[Extracted records]
———
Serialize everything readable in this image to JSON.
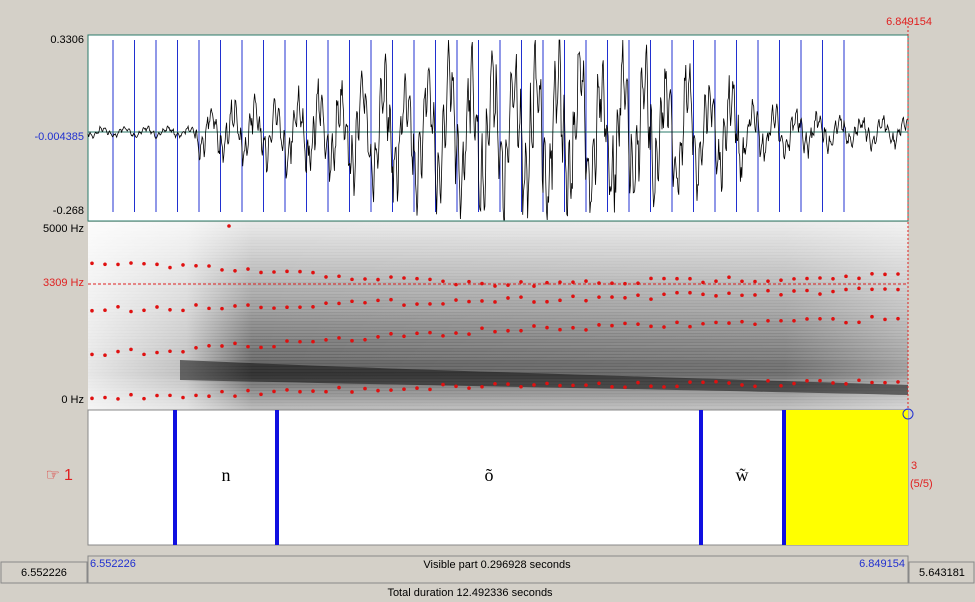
{
  "header": {
    "cursor_time": "6.849154"
  },
  "waveform": {
    "max": "0.3306",
    "cursor_value": "-0.004385",
    "min": "-0.268"
  },
  "spectrogram": {
    "top": "5000 Hz",
    "cursor_value": "3309 Hz",
    "bottom": "0 Hz"
  },
  "tier": {
    "number": "1",
    "intervals": [
      "n",
      "õ",
      "w̃"
    ],
    "interval_count": "3",
    "position": "(5/5)"
  },
  "footer": {
    "window_start": "6.552226",
    "visible_start": "6.552226",
    "visible_part": "Visible part 0.296928 seconds",
    "visible_end": "6.849154",
    "window_end": "5.643181",
    "total_duration": "Total duration 12.492336 seconds"
  }
}
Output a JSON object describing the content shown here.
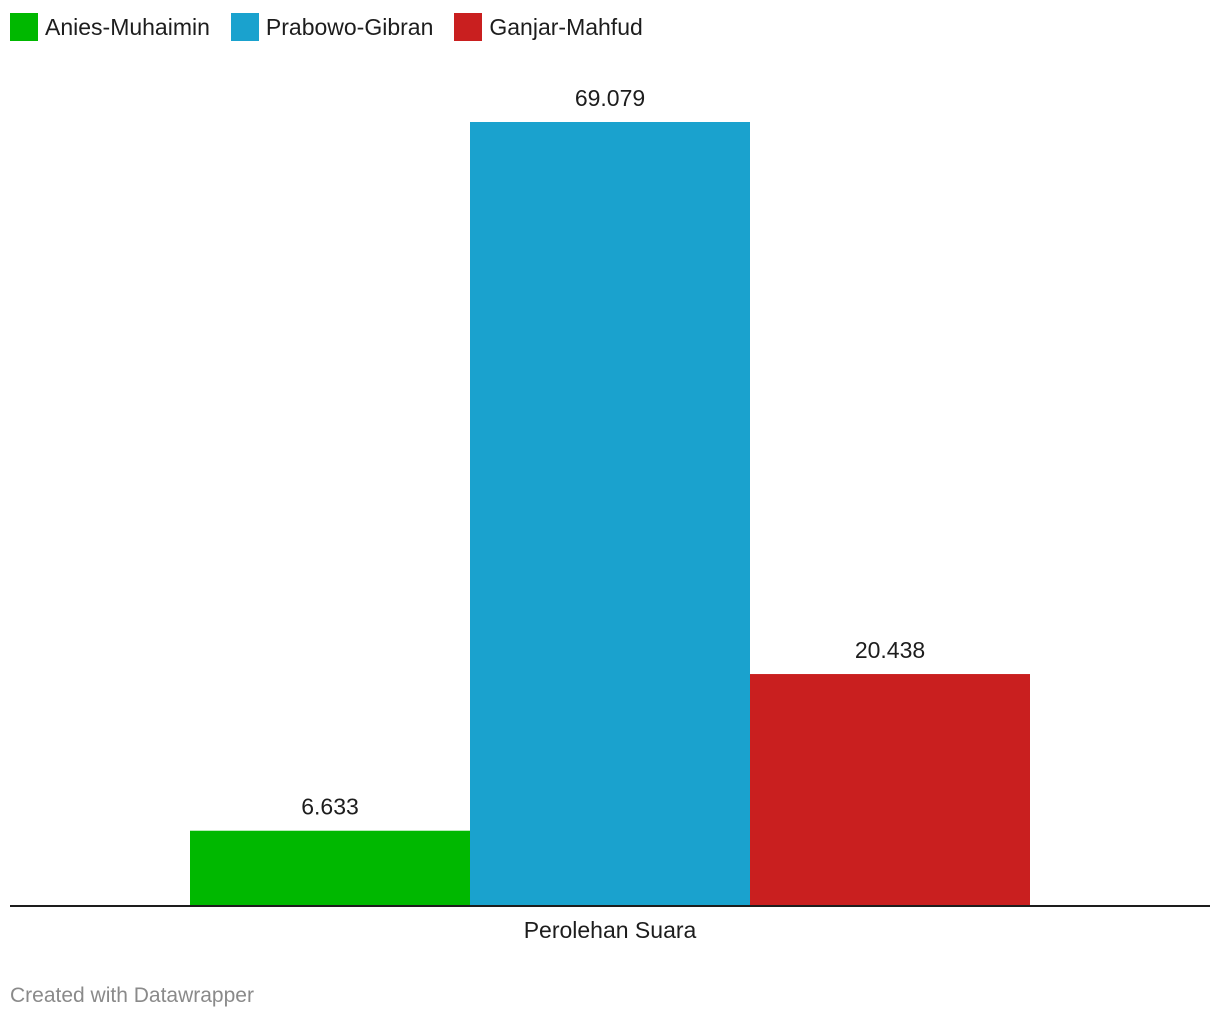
{
  "legend": {
    "items": [
      {
        "label": "Anies-Muhaimin",
        "color": "#00b800"
      },
      {
        "label": "Prabowo-Gibran",
        "color": "#1aa2ce"
      },
      {
        "label": "Ganjar-Mahfud",
        "color": "#c91f1f"
      }
    ]
  },
  "chart_data": {
    "type": "bar",
    "categories": [
      "Perolehan Suara"
    ],
    "series": [
      {
        "name": "Anies-Muhaimin",
        "values": [
          6.633
        ],
        "label": "6.633",
        "color": "#00b800"
      },
      {
        "name": "Prabowo-Gibran",
        "values": [
          69.079
        ],
        "label": "69.079",
        "color": "#1aa2ce"
      },
      {
        "name": "Ganjar-Mahfud",
        "values": [
          20.438
        ],
        "label": "20.438",
        "color": "#c91f1f"
      }
    ],
    "title": "",
    "xlabel": "",
    "ylabel": "",
    "ylim": [
      0,
      69.079
    ],
    "grid": false,
    "legend_position": "top-left"
  },
  "footer": {
    "credit": "Created with Datawrapper"
  }
}
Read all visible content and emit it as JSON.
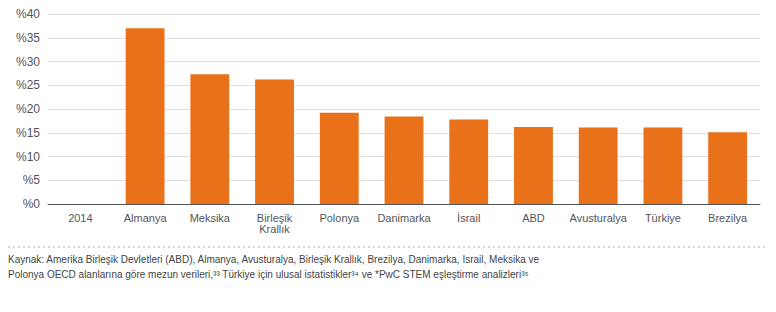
{
  "chart_data": {
    "type": "bar",
    "categories": [
      "2014",
      "Almanya",
      "Meksika",
      "Birleşik\nKrallık",
      "Polonya",
      "Danimarka",
      "İsrail",
      "ABD",
      "Avusturalya",
      "Türkiye",
      "Brezilya"
    ],
    "values": [
      null,
      37,
      27.3,
      26.2,
      19.2,
      18.4,
      17.8,
      16.2,
      16.1,
      16.1,
      15.1
    ],
    "color": "#E8711A",
    "ylim": [
      0,
      40
    ],
    "yticks": [
      {
        "value": 0,
        "label": "%0"
      },
      {
        "value": 5,
        "label": "%5"
      },
      {
        "value": 10,
        "label": "%10"
      },
      {
        "value": 15,
        "label": "%15"
      },
      {
        "value": 20,
        "label": "%20"
      },
      {
        "value": 25,
        "label": "%25"
      },
      {
        "value": 30,
        "label": "%30"
      },
      {
        "value": 35,
        "label": "%35"
      },
      {
        "value": 40,
        "label": "%40"
      }
    ],
    "grid": true,
    "annotations": [
      "Kaynak: Amerika Birleşik Devletleri (ABD), Almanya, Avusturalya, Birleşik Krallık, Brezilya, Danimarka, Israil, Meksika ve",
      "Polonya OECD alanlarına göre mezun verileri,³³ Türkiye için ulusal istatistikler³⁴ ve *PwC STEM eşleştirme analizleri³⁵"
    ]
  }
}
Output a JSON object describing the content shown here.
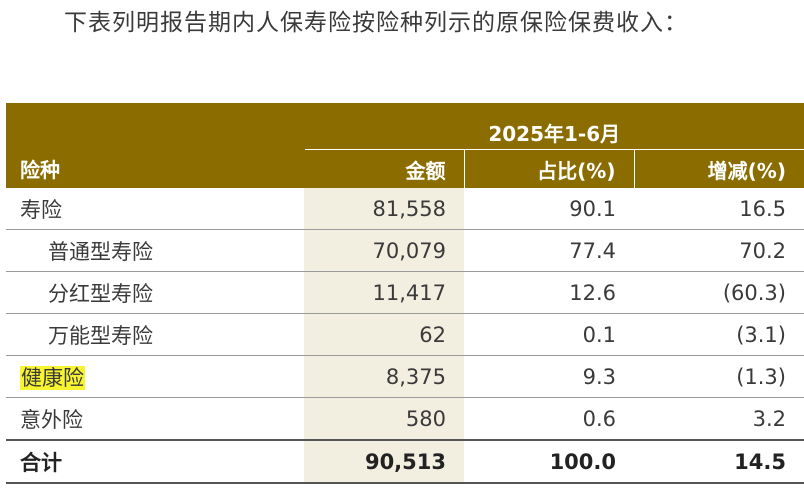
{
  "intro": "下表列明报告期内人保寿险按险种列示的原保险保费收入：",
  "table": {
    "period": "2025年1-6月",
    "headers": {
      "type": "险种",
      "amount": "金额",
      "share": "占比(%)",
      "change": "增减(%)"
    },
    "rows": [
      {
        "type": "寿险",
        "amount": "81,558",
        "share": "90.1",
        "change": "16.5"
      },
      {
        "type": "普通型寿险",
        "amount": "70,079",
        "share": "77.4",
        "change": "70.2"
      },
      {
        "type": "分红型寿险",
        "amount": "11,417",
        "share": "12.6",
        "change": "(60.3)"
      },
      {
        "type": "万能型寿险",
        "amount": "62",
        "share": "0.1",
        "change": "(3.1)"
      },
      {
        "type": "健康险",
        "amount": "8,375",
        "share": "9.3",
        "change": "(1.3)"
      },
      {
        "type": "意外险",
        "amount": "580",
        "share": "0.6",
        "change": "3.2"
      },
      {
        "type": "合计",
        "amount": "90,513",
        "share": "100.0",
        "change": "14.5"
      }
    ]
  },
  "colors": {
    "header_bg": "#8a6c00",
    "amount_bg": "#f3efe0",
    "highlight": "#f8f530"
  }
}
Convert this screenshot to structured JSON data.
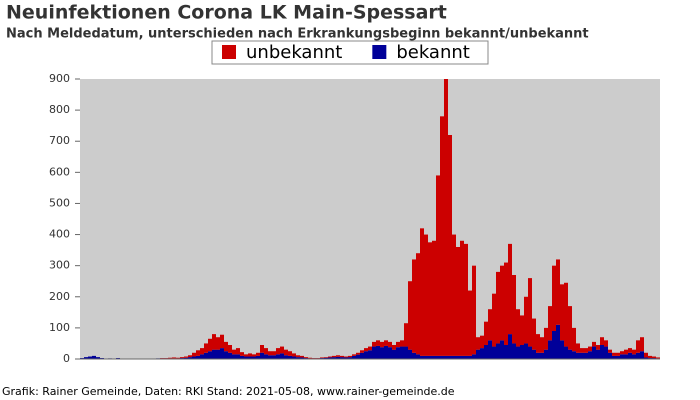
{
  "chart_data": {
    "type": "stacked_bar",
    "title": "Neuinfektionen Corona LK Main-Spessart",
    "subtitle": "Nach Meldedatum, unterschieden nach Erkrankungsbeginn bekannt/unbekannt",
    "footer": "Grafik: Rainer Gemeinde, Daten: RKI Stand: 2021-05-08, www.rainer-gemeinde.de",
    "categories": [
      null,
      null,
      null,
      null,
      null,
      null,
      null,
      null,
      null,
      null,
      null,
      null,
      null,
      null,
      null,
      null,
      null,
      null,
      null,
      null,
      null,
      null,
      null,
      null,
      null,
      null,
      null,
      null,
      null,
      null,
      null,
      null,
      null,
      null,
      null,
      null,
      null,
      null,
      null,
      null,
      null,
      null,
      null,
      null,
      null,
      null,
      null,
      null,
      null,
      null,
      null,
      null,
      null,
      null,
      null,
      null,
      null,
      null,
      null,
      null,
      null,
      null,
      null,
      null,
      null,
      null,
      null,
      null,
      null,
      null,
      null,
      null,
      null,
      null,
      null,
      null,
      null,
      null,
      null,
      null,
      null,
      null,
      null,
      null,
      null,
      null,
      null,
      null,
      null,
      null,
      null,
      null,
      null,
      null,
      null,
      null,
      null,
      null,
      null,
      null,
      null,
      null,
      null,
      null,
      null,
      null,
      null,
      null,
      null,
      null,
      null,
      null,
      null,
      null,
      null,
      null,
      null,
      null,
      null,
      null,
      null,
      null,
      null,
      null,
      null,
      null,
      null,
      null,
      null,
      null,
      null,
      null,
      null,
      null,
      null,
      null,
      null,
      null,
      null,
      null,
      null,
      null,
      null,
      null,
      null
    ],
    "series": [
      {
        "name": "unbekannt",
        "color": "#cc0000",
        "values": [
          0,
          0,
          0,
          0,
          0,
          0,
          0,
          0,
          0,
          0,
          0,
          0,
          0,
          0,
          0,
          0,
          0,
          0,
          0,
          0,
          1,
          1,
          2,
          3,
          2,
          3,
          4,
          6,
          12,
          18,
          20,
          30,
          40,
          50,
          40,
          43,
          30,
          25,
          15,
          20,
          12,
          7,
          10,
          7,
          10,
          25,
          20,
          13,
          13,
          20,
          22,
          18,
          15,
          10,
          6,
          5,
          3,
          2,
          1,
          1,
          2,
          2,
          3,
          4,
          5,
          4,
          3,
          4,
          5,
          6,
          8,
          10,
          12,
          15,
          18,
          17,
          18,
          17,
          15,
          17,
          20,
          75,
          220,
          300,
          325,
          410,
          390,
          365,
          370,
          580,
          770,
          890,
          710,
          390,
          350,
          370,
          360,
          210,
          285,
          40,
          40,
          75,
          100,
          170,
          230,
          240,
          265,
          290,
          220,
          120,
          95,
          150,
          220,
          100,
          60,
          50,
          70,
          110,
          210,
          210,
          180,
          205,
          140,
          75,
          30,
          15,
          15,
          15,
          15,
          15,
          25,
          20,
          10,
          10,
          10,
          10,
          15,
          15,
          15,
          40,
          45,
          15,
          7,
          5,
          3
        ]
      },
      {
        "name": "bekannt",
        "color": "#000099",
        "values": [
          3,
          6,
          8,
          10,
          6,
          3,
          0,
          2,
          1,
          3,
          0,
          0,
          0,
          0,
          0,
          0,
          0,
          0,
          0,
          2,
          2,
          2,
          2,
          2,
          2,
          3,
          4,
          6,
          8,
          10,
          15,
          20,
          25,
          30,
          30,
          35,
          25,
          20,
          15,
          15,
          10,
          8,
          8,
          8,
          10,
          20,
          15,
          12,
          12,
          15,
          18,
          12,
          10,
          8,
          6,
          5,
          3,
          2,
          2,
          2,
          3,
          4,
          5,
          6,
          7,
          6,
          5,
          6,
          10,
          14,
          20,
          25,
          28,
          40,
          42,
          38,
          42,
          38,
          30,
          38,
          40,
          40,
          30,
          20,
          15,
          10,
          10,
          10,
          10,
          10,
          10,
          10,
          10,
          10,
          10,
          10,
          10,
          10,
          15,
          30,
          35,
          45,
          60,
          40,
          50,
          60,
          45,
          80,
          50,
          40,
          45,
          50,
          40,
          30,
          20,
          20,
          30,
          60,
          90,
          110,
          60,
          40,
          30,
          25,
          20,
          20,
          20,
          25,
          40,
          30,
          45,
          40,
          20,
          10,
          10,
          15,
          15,
          20,
          15,
          20,
          25,
          5,
          3,
          3,
          2
        ]
      }
    ],
    "ylim": [
      0,
      900
    ],
    "yticks": [
      0,
      100,
      200,
      300,
      400,
      500,
      600,
      700,
      800,
      900
    ],
    "grid": false,
    "background": "#cccccc"
  }
}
———
[THE EXERCISE] Scan the listing above for the word "Ganjar" and copy every line that holds it.

[ANSWER TO THIS EXERCISE]
        "label": "Ganjar-Mahfud",
        "name": "Ganjar-Mahfud",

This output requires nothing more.